#### WHAT THIS TASK INVOLVES
Would you return the complete listing below word for word?

#### SUPPLIED RECORDS

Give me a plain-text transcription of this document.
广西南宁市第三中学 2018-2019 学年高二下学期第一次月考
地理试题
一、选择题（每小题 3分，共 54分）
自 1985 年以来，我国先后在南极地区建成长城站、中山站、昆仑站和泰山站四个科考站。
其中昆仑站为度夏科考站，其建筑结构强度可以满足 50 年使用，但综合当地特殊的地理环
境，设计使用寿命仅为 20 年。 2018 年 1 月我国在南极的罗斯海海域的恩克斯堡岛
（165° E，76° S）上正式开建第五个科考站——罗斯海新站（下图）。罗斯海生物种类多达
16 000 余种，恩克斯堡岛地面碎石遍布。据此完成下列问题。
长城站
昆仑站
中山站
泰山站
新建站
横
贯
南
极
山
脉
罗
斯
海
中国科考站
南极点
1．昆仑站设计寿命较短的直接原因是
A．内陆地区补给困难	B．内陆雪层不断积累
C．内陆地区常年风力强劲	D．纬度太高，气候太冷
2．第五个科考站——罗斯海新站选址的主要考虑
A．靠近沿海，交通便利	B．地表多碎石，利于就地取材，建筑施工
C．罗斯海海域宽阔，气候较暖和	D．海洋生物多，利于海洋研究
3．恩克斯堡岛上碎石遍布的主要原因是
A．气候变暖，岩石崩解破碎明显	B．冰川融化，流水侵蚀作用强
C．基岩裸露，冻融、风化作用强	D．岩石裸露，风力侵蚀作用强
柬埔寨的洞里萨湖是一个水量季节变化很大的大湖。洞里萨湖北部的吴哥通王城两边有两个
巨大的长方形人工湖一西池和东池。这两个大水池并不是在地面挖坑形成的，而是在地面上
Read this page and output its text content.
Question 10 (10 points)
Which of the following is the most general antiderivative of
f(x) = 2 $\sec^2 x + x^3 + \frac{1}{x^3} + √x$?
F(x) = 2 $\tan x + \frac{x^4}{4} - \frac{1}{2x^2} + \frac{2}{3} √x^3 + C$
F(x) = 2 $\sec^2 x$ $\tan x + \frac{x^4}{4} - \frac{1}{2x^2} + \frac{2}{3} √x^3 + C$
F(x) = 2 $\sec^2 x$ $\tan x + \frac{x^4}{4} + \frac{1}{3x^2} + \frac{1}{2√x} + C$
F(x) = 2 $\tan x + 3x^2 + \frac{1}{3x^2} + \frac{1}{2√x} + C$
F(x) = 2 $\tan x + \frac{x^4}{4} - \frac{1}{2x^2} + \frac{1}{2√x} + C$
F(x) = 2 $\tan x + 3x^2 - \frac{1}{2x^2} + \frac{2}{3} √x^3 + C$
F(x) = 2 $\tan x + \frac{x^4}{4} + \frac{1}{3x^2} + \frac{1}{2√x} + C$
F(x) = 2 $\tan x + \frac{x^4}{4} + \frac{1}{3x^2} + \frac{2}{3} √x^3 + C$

#### RESULT FOR THIS EXERCISE
Give me a plain-text transcription of this document.
广西南宁市第三中学 2018-2019 学年高二下学期第一次月考
地理试题
一、选择题（每小题 3分，共 54分）
自 1985 年以来，我国先后在南极地区建成长城站、中山站、昆仑站和泰山站四个科考站。
其中昆仑站为度夏科考站，其建筑结构强度可以满足 50 年使用，但综合当地特殊的地理环
境，设计使用寿命仅为 20 年。 2018 年 1 月我国在南极的罗斯海海域的恩克斯堡岛
（165° E，76° S）上正式开建第五个科考站——罗斯海新站（下图）。罗斯海生物种类多达
16 000 余种，恩克斯堡岛地面碎石遍布。据此完成下列问题。
长城站
昆仑站
中山站
泰山站
新建站
横
贯
南
极
山
脉
罗
斯
海
中国科考站
南极点
1．昆仑站设计寿命较短的直接原因是
A．内陆地区补给困难	B．内陆雪层不断积累
C．内陆地区常年风力强劲	D．纬度太高，气候太冷
2．第五个科考站——罗斯海新站选址的主要考虑
A．靠近沿海，交通便利	B．地表多碎石，利于就地取材，建筑施工
C．罗斯海海域宽阔，气候较暖和	D．海洋生物多，利于海洋研究
3．恩克斯堡岛上碎石遍布的主要原因是
A．气候变暖，岩石崩解破碎明显	B．冰川融化，流水侵蚀作用强
C．基岩裸露，冻融、风化作用强	D．岩石裸露，风力侵蚀作用强
柬埔寨的洞里萨湖是一个水量季节变化很大的大湖。洞里萨湖北部的吴哥通王城两边有两个
巨大的长方形人工湖一西池和东池。这两个大水池并不是在地面挖坑形成的，而是在地面上
Read this page and output its text content.
Question 10 (10 points)
Which of the following is the most general antiderivative of
f(x) = 2 $\sec^2 x + x^3 + \frac{1}{x^3} + √x$?
F(x) = 2 $\tan x + \frac{x^4}{4} - \frac{1}{2x^2} + \frac{2}{3} √x^3 + C$
F(x) = 2 $\sec^2 x$ $\tan x + \frac{x^4}{4} - \frac{1}{2x^2} + \frac{2}{3} √x^3 + C$
F(x) = 2 $\sec^2 x$ $\tan x + \frac{x^4}{4} + \frac{1}{3x^2} + \frac{1}{2√x} + C$
F(x) = 2 $\tan x + 3x^2 + \frac{1}{3x^2} + \frac{1}{2√x} + C$
F(x) = 2 $\tan x + \frac{x^4}{4} - \frac{1}{2x^2} + \frac{1}{2√x} + C$
F(x) = 2 $\tan x + 3x^2 - \frac{1}{2x^2} + \frac{2}{3} √x^3 + C$
F(x) = 2 $\tan x + \frac{x^4}{4} + \frac{1}{3x^2} + \frac{1}{2√x} + C$
F(x) = 2 $\tan x + \frac{x^4}{4} + \frac{1}{3x^2} + \frac{2}{3} √x^3 + C$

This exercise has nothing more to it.